[Collected data entries]
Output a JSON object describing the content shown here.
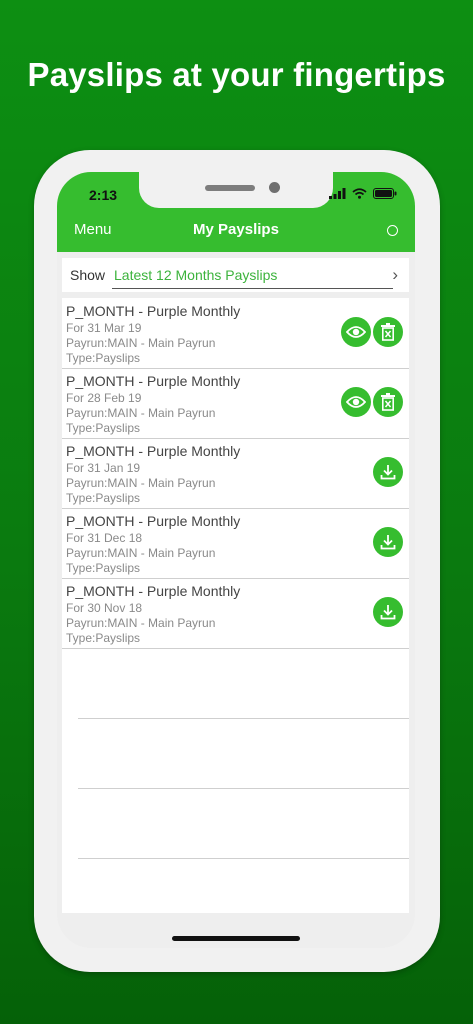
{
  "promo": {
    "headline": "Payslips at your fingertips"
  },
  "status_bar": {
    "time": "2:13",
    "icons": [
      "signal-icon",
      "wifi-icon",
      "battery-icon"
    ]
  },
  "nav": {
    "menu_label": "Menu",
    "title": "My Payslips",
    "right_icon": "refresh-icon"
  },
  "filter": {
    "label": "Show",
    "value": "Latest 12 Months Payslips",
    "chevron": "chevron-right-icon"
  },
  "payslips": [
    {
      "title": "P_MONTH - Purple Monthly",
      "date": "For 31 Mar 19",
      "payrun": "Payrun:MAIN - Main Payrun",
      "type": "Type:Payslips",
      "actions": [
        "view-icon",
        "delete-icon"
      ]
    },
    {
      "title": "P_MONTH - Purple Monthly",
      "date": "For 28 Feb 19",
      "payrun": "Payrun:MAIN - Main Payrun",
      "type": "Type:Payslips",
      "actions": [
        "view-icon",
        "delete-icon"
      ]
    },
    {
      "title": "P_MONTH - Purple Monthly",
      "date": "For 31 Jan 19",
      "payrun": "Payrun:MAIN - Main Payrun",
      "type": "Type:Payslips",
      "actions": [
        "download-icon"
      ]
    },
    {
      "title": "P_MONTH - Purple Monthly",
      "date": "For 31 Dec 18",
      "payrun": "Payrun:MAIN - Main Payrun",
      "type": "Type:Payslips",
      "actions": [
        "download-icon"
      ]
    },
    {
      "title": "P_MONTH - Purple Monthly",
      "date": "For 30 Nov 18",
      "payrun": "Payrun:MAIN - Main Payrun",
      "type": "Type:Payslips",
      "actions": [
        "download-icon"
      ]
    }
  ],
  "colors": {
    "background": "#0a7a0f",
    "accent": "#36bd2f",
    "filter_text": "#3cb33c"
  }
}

● SHORT TASK
Leaving aside the images, write out the entries above word for word.

● COMPLETED EXERCISE
Output a JSON object describing the content shown here.
{
  "promo": {
    "headline": "Payslips at your fingertips"
  },
  "status_bar": {
    "time": "2:13",
    "icons": [
      "signal-icon",
      "wifi-icon",
      "battery-icon"
    ]
  },
  "nav": {
    "menu_label": "Menu",
    "title": "My Payslips",
    "right_icon": "refresh-icon"
  },
  "filter": {
    "label": "Show",
    "value": "Latest 12 Months Payslips",
    "chevron": "chevron-right-icon"
  },
  "payslips": [
    {
      "title": "P_MONTH - Purple Monthly",
      "date": "For 31 Mar 19",
      "payrun": "Payrun:MAIN - Main Payrun",
      "type": "Type:Payslips",
      "actions": [
        "view-icon",
        "delete-icon"
      ]
    },
    {
      "title": "P_MONTH - Purple Monthly",
      "date": "For 28 Feb 19",
      "payrun": "Payrun:MAIN - Main Payrun",
      "type": "Type:Payslips",
      "actions": [
        "view-icon",
        "delete-icon"
      ]
    },
    {
      "title": "P_MONTH - Purple Monthly",
      "date": "For 31 Jan 19",
      "payrun": "Payrun:MAIN - Main Payrun",
      "type": "Type:Payslips",
      "actions": [
        "download-icon"
      ]
    },
    {
      "title": "P_MONTH - Purple Monthly",
      "date": "For 31 Dec 18",
      "payrun": "Payrun:MAIN - Main Payrun",
      "type": "Type:Payslips",
      "actions": [
        "download-icon"
      ]
    },
    {
      "title": "P_MONTH - Purple Monthly",
      "date": "For 30 Nov 18",
      "payrun": "Payrun:MAIN - Main Payrun",
      "type": "Type:Payslips",
      "actions": [
        "download-icon"
      ]
    }
  ],
  "colors": {
    "background": "#0a7a0f",
    "accent": "#36bd2f",
    "filter_text": "#3cb33c"
  }
}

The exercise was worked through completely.